== WRITTEN EXERCISE ==
Look through the listing for the word "doch". Copy each line that has it.

>> START INPUT DATA

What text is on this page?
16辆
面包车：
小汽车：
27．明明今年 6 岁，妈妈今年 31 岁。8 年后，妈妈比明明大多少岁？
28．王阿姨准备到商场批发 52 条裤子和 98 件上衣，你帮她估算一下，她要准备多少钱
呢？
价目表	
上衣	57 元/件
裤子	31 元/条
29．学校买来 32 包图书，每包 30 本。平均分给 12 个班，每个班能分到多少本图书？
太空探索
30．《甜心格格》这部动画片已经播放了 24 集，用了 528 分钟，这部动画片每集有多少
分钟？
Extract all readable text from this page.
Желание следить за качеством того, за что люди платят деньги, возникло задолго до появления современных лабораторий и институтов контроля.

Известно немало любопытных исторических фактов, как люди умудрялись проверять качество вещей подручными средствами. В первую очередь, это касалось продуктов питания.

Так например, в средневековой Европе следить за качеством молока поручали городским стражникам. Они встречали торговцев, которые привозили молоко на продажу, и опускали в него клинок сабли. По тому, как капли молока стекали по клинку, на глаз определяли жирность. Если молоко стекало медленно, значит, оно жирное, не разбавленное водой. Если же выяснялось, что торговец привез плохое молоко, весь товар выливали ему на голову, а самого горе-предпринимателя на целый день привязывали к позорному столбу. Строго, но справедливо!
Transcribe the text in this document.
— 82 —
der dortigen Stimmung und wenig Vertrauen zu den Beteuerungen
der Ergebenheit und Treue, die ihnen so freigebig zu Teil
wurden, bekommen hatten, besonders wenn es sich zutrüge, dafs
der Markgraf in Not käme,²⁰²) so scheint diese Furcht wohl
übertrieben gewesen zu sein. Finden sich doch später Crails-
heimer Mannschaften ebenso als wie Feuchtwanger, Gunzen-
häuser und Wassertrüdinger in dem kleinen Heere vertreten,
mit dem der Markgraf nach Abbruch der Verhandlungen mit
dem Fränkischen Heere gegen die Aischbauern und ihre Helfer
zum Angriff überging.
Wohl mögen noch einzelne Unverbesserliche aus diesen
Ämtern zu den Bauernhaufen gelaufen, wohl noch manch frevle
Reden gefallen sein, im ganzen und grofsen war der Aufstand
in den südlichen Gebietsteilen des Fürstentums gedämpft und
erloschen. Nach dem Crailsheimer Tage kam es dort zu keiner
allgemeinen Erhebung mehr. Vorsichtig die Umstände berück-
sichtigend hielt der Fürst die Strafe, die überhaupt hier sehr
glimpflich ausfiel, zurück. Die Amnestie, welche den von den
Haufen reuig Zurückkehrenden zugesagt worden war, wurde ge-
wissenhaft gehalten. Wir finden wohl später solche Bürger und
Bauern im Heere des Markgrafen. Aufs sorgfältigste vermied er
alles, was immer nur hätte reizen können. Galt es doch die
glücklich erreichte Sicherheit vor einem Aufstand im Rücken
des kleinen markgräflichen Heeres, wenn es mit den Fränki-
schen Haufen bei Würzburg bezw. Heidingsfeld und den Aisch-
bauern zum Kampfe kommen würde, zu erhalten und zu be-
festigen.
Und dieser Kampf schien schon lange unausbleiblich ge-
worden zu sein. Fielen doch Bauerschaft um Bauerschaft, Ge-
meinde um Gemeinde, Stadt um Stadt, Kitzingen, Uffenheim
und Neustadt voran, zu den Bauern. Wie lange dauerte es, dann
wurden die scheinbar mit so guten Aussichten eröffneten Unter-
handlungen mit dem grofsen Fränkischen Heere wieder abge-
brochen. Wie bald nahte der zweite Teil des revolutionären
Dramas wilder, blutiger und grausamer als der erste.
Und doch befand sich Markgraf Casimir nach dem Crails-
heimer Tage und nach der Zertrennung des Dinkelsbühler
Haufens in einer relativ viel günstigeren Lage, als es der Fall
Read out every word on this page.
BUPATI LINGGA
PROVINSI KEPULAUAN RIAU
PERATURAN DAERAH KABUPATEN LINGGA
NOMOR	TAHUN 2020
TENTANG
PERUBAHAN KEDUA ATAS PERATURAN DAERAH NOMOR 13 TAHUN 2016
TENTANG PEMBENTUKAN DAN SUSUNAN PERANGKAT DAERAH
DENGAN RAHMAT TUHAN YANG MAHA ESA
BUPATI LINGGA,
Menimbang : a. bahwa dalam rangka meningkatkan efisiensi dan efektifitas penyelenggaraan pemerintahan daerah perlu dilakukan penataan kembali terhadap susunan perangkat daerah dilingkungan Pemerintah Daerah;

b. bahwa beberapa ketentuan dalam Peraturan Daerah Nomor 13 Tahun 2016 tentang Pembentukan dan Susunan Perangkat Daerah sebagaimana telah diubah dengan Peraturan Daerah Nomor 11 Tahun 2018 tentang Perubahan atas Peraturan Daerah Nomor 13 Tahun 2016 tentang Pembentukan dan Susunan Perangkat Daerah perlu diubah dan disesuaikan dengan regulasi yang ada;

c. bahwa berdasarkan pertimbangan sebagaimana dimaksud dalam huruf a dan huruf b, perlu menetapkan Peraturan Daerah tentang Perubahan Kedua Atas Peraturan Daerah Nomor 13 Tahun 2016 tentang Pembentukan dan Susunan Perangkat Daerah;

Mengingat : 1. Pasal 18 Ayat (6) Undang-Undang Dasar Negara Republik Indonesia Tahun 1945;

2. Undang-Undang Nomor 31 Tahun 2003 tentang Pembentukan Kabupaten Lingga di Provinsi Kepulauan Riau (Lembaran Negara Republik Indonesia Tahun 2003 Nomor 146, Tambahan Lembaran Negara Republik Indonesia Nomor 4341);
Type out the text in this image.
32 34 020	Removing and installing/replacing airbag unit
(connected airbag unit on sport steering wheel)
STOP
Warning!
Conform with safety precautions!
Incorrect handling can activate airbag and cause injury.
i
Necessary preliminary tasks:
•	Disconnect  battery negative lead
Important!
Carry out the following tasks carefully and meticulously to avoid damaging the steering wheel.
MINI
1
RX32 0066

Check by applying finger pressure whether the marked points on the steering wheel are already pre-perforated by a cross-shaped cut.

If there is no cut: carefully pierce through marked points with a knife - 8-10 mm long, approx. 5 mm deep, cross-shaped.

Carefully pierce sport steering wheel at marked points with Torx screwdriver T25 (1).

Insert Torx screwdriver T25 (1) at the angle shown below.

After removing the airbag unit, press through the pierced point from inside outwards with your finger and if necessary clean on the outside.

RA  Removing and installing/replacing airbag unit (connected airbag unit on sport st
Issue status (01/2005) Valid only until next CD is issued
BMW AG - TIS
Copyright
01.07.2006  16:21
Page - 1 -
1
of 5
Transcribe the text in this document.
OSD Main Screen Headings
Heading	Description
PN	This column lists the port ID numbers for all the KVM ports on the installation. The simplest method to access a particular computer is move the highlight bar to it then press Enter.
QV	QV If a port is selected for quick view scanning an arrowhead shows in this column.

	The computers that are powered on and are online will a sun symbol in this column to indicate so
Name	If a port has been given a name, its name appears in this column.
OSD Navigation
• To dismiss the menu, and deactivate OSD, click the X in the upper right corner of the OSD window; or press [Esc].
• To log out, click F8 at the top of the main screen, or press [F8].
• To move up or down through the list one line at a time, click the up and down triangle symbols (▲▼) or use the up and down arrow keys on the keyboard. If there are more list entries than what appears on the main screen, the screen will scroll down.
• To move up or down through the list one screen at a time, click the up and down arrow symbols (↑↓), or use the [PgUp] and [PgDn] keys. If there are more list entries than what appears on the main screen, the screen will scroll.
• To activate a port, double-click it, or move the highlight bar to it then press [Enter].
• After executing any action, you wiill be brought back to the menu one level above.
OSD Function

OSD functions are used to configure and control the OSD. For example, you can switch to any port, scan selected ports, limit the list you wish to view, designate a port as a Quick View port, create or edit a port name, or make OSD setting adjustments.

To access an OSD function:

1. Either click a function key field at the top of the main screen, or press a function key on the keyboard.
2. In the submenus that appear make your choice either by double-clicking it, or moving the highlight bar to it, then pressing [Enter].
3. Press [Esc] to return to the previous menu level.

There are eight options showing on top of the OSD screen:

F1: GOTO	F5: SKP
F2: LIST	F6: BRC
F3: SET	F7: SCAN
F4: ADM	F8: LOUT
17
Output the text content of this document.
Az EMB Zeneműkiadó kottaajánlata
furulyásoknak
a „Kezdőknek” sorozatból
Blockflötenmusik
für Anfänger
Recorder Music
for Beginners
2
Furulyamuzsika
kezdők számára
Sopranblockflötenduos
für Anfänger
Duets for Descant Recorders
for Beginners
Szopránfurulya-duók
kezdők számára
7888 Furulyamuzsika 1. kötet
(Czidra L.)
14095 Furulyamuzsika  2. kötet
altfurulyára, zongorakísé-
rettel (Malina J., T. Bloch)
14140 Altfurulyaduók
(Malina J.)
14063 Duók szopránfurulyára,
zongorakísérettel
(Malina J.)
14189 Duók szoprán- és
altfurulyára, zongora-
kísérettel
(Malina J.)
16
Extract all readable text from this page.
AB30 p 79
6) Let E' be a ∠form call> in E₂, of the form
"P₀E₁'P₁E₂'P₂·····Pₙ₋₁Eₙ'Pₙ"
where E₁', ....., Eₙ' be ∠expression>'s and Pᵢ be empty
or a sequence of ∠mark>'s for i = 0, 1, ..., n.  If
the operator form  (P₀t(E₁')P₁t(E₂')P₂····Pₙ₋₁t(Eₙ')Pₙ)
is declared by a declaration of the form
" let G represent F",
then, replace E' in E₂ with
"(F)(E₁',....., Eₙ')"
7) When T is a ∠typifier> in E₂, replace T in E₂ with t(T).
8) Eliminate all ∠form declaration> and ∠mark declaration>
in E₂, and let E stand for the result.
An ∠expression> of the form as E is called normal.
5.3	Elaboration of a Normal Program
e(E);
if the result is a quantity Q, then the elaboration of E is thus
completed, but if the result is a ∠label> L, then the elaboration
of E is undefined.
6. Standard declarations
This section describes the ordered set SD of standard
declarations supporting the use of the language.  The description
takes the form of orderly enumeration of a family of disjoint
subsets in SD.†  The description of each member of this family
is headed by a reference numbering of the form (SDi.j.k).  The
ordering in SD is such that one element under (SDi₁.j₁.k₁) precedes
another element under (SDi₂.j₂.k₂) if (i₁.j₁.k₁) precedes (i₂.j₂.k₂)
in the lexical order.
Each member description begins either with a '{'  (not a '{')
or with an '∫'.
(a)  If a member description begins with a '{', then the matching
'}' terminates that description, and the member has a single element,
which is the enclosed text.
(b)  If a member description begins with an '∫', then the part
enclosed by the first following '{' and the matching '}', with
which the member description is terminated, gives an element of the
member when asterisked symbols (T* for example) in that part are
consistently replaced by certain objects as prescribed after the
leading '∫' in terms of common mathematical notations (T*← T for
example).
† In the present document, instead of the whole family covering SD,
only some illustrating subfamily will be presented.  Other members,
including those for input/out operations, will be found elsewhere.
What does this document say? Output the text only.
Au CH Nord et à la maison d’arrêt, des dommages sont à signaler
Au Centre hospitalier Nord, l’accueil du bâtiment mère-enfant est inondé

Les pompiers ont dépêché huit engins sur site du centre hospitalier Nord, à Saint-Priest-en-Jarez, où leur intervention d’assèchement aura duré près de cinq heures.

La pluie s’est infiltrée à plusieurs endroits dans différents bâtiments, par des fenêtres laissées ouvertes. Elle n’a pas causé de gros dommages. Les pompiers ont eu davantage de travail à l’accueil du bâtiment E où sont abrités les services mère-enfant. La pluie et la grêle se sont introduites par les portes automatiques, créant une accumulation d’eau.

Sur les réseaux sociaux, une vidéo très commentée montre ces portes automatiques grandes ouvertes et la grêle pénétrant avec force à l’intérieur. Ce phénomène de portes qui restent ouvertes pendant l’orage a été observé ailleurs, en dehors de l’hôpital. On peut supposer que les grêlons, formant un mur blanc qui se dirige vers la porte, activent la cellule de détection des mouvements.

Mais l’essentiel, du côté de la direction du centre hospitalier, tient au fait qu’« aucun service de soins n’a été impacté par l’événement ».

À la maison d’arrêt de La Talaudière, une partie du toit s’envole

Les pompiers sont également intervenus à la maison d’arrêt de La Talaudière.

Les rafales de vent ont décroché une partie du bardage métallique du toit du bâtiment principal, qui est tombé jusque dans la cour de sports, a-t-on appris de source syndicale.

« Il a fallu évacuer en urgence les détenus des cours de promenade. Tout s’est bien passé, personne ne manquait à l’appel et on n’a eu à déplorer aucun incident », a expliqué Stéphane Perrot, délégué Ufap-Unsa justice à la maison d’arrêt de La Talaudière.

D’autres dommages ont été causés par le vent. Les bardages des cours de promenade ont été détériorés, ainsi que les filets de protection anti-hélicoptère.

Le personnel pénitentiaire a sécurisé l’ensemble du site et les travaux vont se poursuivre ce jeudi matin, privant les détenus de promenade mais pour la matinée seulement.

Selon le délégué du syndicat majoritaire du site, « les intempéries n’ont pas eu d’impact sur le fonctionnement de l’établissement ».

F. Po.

>> END INPUT DATA

== RESULT FOR THIS EXERCISE ==
übertrieben gewesen zu sein. Finden sich doch später Crails-
alles, was immer nur hätte reizen können. Galt es doch die
worden zu sein. Fielen doch Bauerschaft um Bauerschaft, Ge-
Und doch befand sich Markgraf Casimir nach dem Crails-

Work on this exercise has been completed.